**Stated problem:** Leave every picture out and write out the records below exactly.
— start of Stored rows —
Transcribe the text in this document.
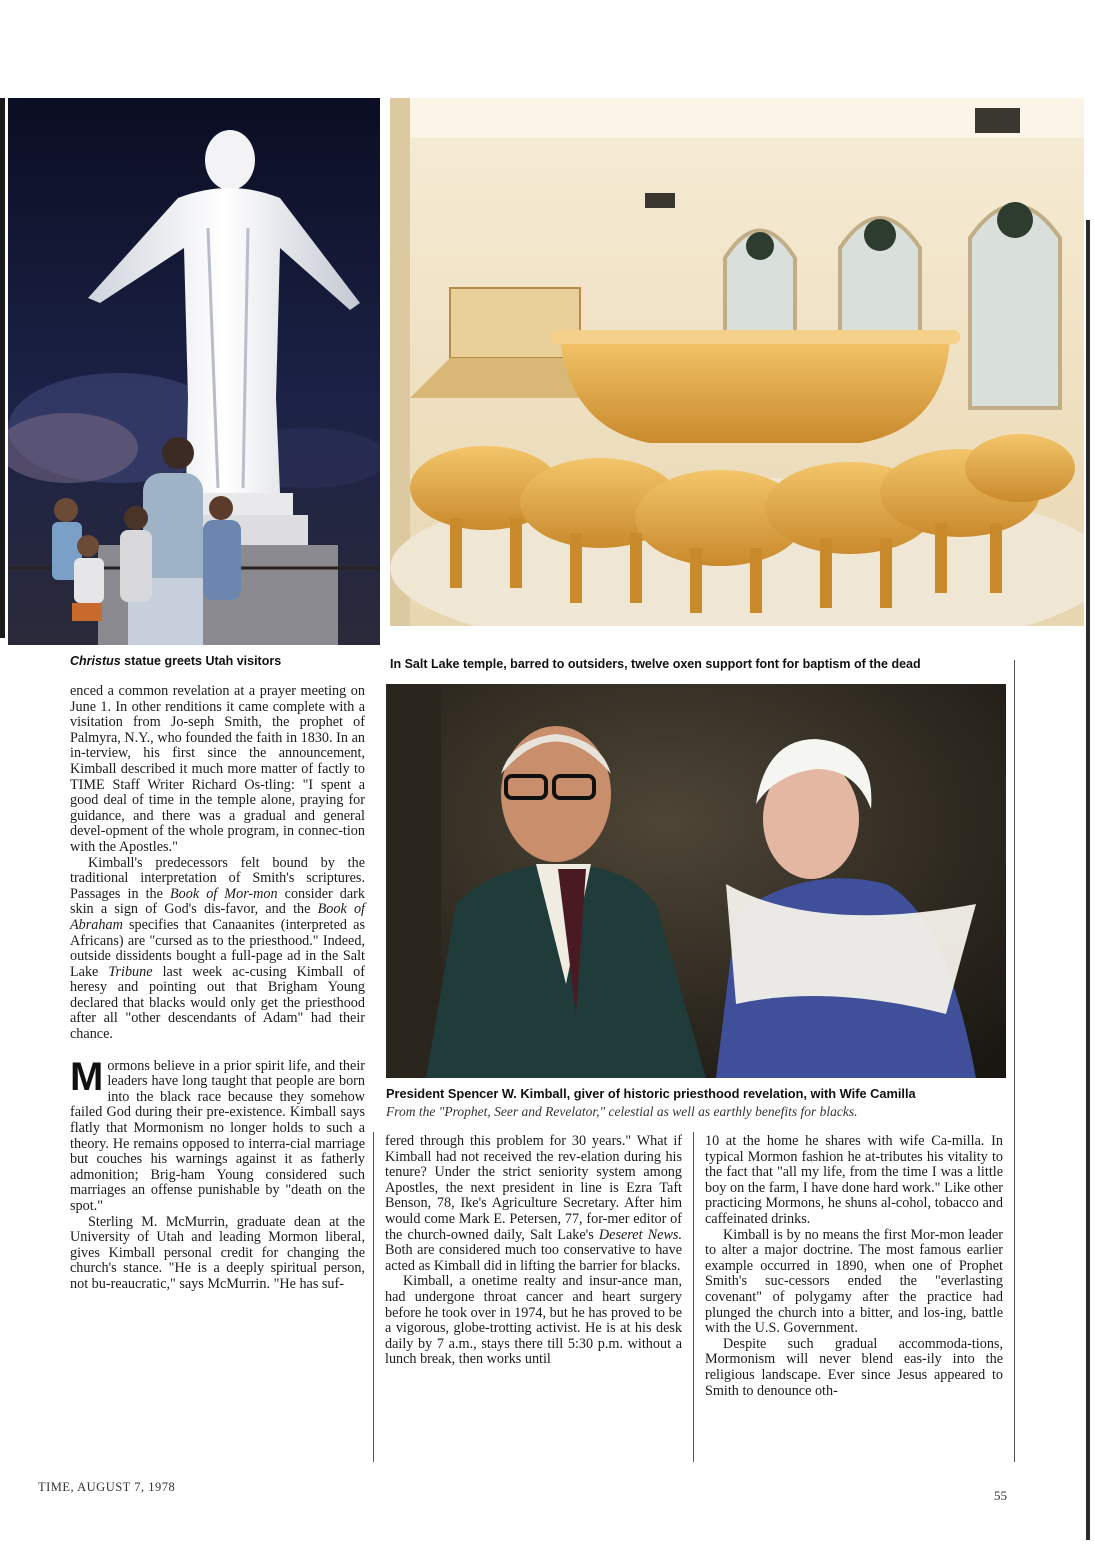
Christus statue greets Utah visitors	In Salt Lake temple, barred to outsiders, twelve oxen support font for baptism of the dead
President Spencer W. Kimball, giver of historic priesthood revelation, with Wife Camilla
From the "Prophet, Seer and Revelator," celestial as well as earthly benefits for blacks.

enced a common revelation at a prayer meeting on June 1. In other renditions it came complete with a visitation from Jo-seph Smith, the prophet of Palmyra, N.Y., who founded the faith in 1830. In an in-terview, his first since the announcement, Kimball described it much more matter of factly to TIME Staff Writer Richard Os-tling: "I spent a good deal of time in the temple alone, praying for guidance, and there was a gradual and general devel-opment of the whole program, in connec-tion with the Apostles."

Kimball's predecessors felt bound by the traditional interpretation of Smith's scriptures. Passages in the Book of Mor-mon consider dark skin a sign of God's dis-favor, and the Book of Abraham specifies that Canaanites (interpreted as Africans) are "cursed as to the priesthood." Indeed, outside dissidents bought a full-page ad in the Salt Lake Tribune last week ac-cusing Kimball of heresy and pointing out that Brigham Young declared that blacks would only get the priesthood after all "other descendants of Adam" had their chance.

Mormons believe in a prior spirit life, and their leaders have long taught that people are born into the black race because they somehow failed God during their pre-existence. Kimball says flatly that Mormonism no longer holds to such a theory. He remains opposed to interra-cial marriage but couches his warnings against it as fatherly admonition; Brig-ham Young considered such marriages an offense punishable by "death on the spot."

Sterling M. McMurrin, graduate dean at the University of Utah and leading Mormon liberal, gives Kimball personal credit for changing the church's stance. "He is a deeply spiritual person, not bu-reaucratic," says McMurrin. "He has suf-

fered through this problem for 30 years." What if Kimball had not received the rev-elation during his tenure? Under the strict seniority system among Apostles, the next president in line is Ezra Taft Benson, 78, Ike's Agriculture Secretary. After him would come Mark E. Petersen, 77, for-mer editor of the church-owned daily, Salt Lake's Deseret News. Both are considered much too conservative to have acted as Kimball did in lifting the barrier for blacks.

Kimball, a onetime realty and insur-ance man, had undergone throat cancer and heart surgery before he took over in 1974, but he has proved to be a vigorous, globe-trotting activist. He is at his desk daily by 7 a.m., stays there till 5:30 p.m. without a lunch break, then works until

10 at the home he shares with wife Ca-milla. In typical Mormon fashion he at-tributes his vitality to the fact that "all my life, from the time I was a little boy on the farm, I have done hard work." Like other practicing Mormons, he shuns al-cohol, tobacco and caffeinated drinks.

Kimball is by no means the first Mor-mon leader to alter a major doctrine. The most famous earlier example occurred in 1890, when one of Prophet Smith's suc-cessors ended the "everlasting covenant" of polygamy after the practice had plunged the church into a bitter, and los-ing, battle with the U.S. Government.

Despite such gradual accommoda-tions, Mormonism will never blend eas-ily into the religious landscape. Ever since Jesus appeared to Smith to denounce oth-

TIME, AUGUST 7, 1978
55
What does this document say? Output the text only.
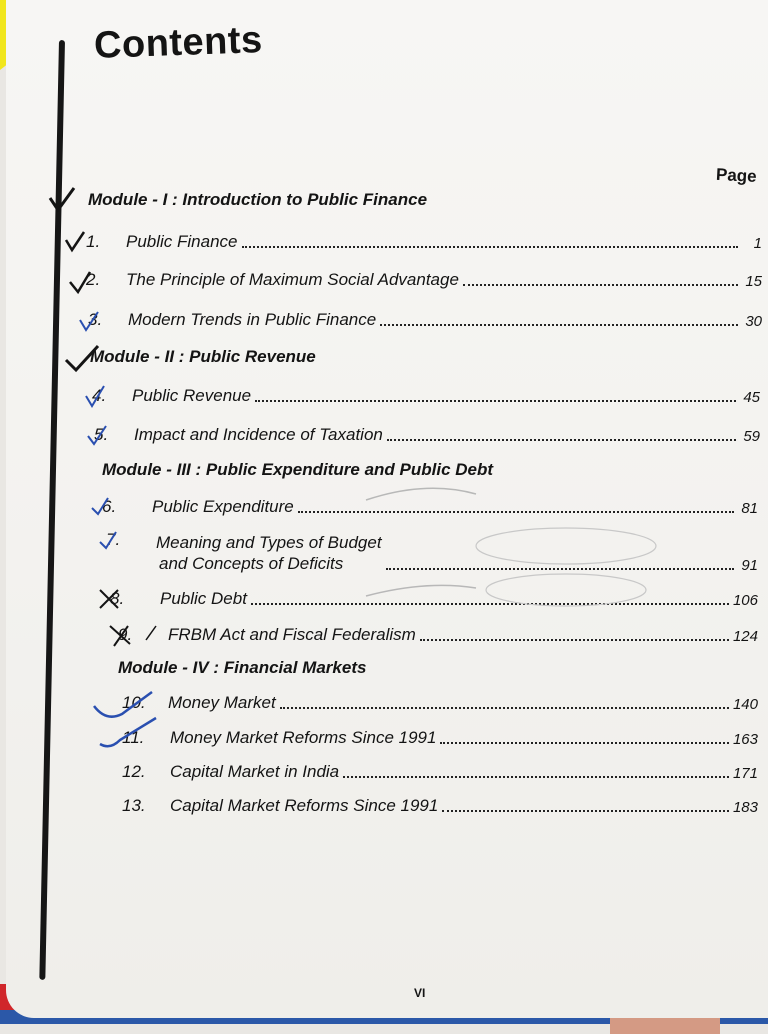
Contents
Page
Module - I : Introduction to Public Finance
1.	Public Finance	1
2.	The Principle of Maximum Social Advantage	15
3.	Modern Trends in Public Finance	30
Module - II : Public Revenue
4.	Public Revenue	45
5.	Impact and Incidence of Taxation	59
Module - III : Public Expenditure and Public Debt
6.	Public Expenditure	81
7.	Meaning and Types of Budget
and Concepts of Deficits	91
8.	Public Debt	106
9.	FRBM Act and Fiscal Federalism	124
Module - IV : Financial Markets
10.	Money Market	140
11.	Money Market Reforms Since 1991	163
12.	Capital Market in India	171
13.	Capital Market Reforms Since 1991	183
VI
— end of Stored rows —
**Output below:**
Transcribe the text in this document.
Christus statue greets Utah visitors	In Salt Lake temple, barred to outsiders, twelve oxen support font for baptism of the dead
President Spencer W. Kimball, giver of historic priesthood revelation, with Wife Camilla
From the "Prophet, Seer and Revelator," celestial as well as earthly benefits for blacks.

enced a common revelation at a prayer meeting on June 1. In other renditions it came complete with a visitation from Jo-seph Smith, the prophet of Palmyra, N.Y., who founded the faith in 1830. In an in-terview, his first since the announcement, Kimball described it much more matter of factly to TIME Staff Writer Richard Os-tling: "I spent a good deal of time in the temple alone, praying for guidance, and there was a gradual and general devel-opment of the whole program, in connec-tion with the Apostles."

Kimball's predecessors felt bound by the traditional interpretation of Smith's scriptures. Passages in the Book of Mor-mon consider dark skin a sign of God's dis-favor, and the Book of Abraham specifies that Canaanites (interpreted as Africans) are "cursed as to the priesthood." Indeed, outside dissidents bought a full-page ad in the Salt Lake Tribune last week ac-cusing Kimball of heresy and pointing out that Brigham Young declared that blacks would only get the priesthood after all "other descendants of Adam" had their chance.

Mormons believe in a prior spirit life, and their leaders have long taught that people are born into the black race because they somehow failed God during their pre-existence. Kimball says flatly that Mormonism no longer holds to such a theory. He remains opposed to interra-cial marriage but couches his warnings against it as fatherly admonition; Brig-ham Young considered such marriages an offense punishable by "death on the spot."

Sterling M. McMurrin, graduate dean at the University of Utah and leading Mormon liberal, gives Kimball personal credit for changing the church's stance. "He is a deeply spiritual person, not bu-reaucratic," says McMurrin. "He has suf-

fered through this problem for 30 years." What if Kimball had not received the rev-elation during his tenure? Under the strict seniority system among Apostles, the next president in line is Ezra Taft Benson, 78, Ike's Agriculture Secretary. After him would come Mark E. Petersen, 77, for-mer editor of the church-owned daily, Salt Lake's Deseret News. Both are considered much too conservative to have acted as Kimball did in lifting the barrier for blacks.

Kimball, a onetime realty and insur-ance man, had undergone throat cancer and heart surgery before he took over in 1974, but he has proved to be a vigorous, globe-trotting activist. He is at his desk daily by 7 a.m., stays there till 5:30 p.m. without a lunch break, then works until

10 at the home he shares with wife Ca-milla. In typical Mormon fashion he at-tributes his vitality to the fact that "all my life, from the time I was a little boy on the farm, I have done hard work." Like other practicing Mormons, he shuns al-cohol, tobacco and caffeinated drinks.

Kimball is by no means the first Mor-mon leader to alter a major doctrine. The most famous earlier example occurred in 1890, when one of Prophet Smith's suc-cessors ended the "everlasting covenant" of polygamy after the practice had plunged the church into a bitter, and los-ing, battle with the U.S. Government.

Despite such gradual accommoda-tions, Mormonism will never blend eas-ily into the religious landscape. Ever since Jesus appeared to Smith to denounce oth-

TIME, AUGUST 7, 1978
55
What does this document say? Output the text only.
Contents
Page
Module - I : Introduction to Public Finance
1.	Public Finance	1
2.	The Principle of Maximum Social Advantage	15
3.	Modern Trends in Public Finance	30
Module - II : Public Revenue
4.	Public Revenue	45
5.	Impact and Incidence of Taxation	59
Module - III : Public Expenditure and Public Debt
6.	Public Expenditure	81
7.	Meaning and Types of Budget
and Concepts of Deficits	91
8.	Public Debt	106
9.	FRBM Act and Fiscal Federalism	124
Module - IV : Financial Markets
10.	Money Market	140
11.	Money Market Reforms Since 1991	163
12.	Capital Market in India	171
13.	Capital Market Reforms Since 1991	183
VI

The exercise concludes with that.